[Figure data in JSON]
↓↓↓

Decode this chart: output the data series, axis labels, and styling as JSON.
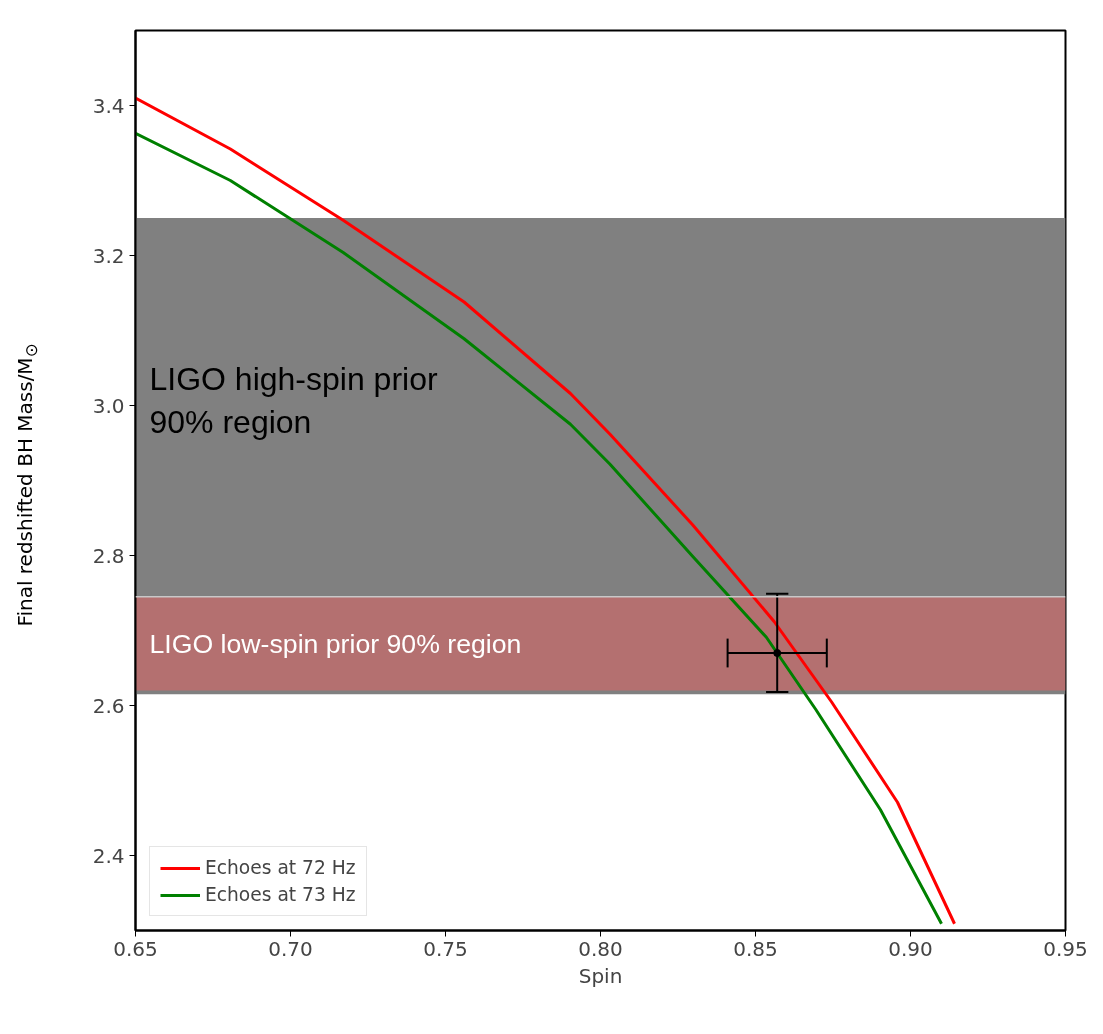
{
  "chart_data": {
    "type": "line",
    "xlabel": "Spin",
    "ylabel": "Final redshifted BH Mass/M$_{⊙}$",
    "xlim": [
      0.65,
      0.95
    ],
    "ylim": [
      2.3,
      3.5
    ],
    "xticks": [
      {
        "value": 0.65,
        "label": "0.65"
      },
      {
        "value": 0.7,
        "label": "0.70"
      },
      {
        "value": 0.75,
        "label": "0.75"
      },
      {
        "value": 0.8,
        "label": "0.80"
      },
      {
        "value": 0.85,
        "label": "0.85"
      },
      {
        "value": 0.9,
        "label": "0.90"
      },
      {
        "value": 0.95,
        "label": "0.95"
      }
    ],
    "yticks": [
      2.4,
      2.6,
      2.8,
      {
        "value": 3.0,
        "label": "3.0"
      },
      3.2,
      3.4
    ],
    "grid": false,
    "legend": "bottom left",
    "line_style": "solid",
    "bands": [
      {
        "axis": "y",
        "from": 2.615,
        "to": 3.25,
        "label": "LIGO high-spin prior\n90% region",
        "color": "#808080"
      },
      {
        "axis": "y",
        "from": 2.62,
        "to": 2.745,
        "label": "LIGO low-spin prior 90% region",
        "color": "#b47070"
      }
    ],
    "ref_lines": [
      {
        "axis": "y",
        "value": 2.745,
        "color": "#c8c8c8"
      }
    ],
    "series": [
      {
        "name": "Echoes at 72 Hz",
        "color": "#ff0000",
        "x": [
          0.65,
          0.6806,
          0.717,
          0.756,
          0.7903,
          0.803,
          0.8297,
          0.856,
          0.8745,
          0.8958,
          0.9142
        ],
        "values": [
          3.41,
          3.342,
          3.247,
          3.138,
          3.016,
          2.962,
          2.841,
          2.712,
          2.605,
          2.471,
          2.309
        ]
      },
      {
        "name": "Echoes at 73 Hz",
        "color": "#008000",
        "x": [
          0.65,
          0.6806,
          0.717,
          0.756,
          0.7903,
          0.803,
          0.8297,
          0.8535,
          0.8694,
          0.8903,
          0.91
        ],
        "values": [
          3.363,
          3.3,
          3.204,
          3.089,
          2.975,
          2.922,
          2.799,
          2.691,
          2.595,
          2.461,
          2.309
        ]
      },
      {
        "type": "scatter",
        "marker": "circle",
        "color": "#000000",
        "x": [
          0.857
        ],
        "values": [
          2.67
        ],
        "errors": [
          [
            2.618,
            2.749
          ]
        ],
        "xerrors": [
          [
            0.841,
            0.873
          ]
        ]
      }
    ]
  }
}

↑↑↑

## What is being asked
Gather each line holding the string "series".

## Task response
Decode this chart: output the data series, axis labels, and styling as JSON.
    "series": [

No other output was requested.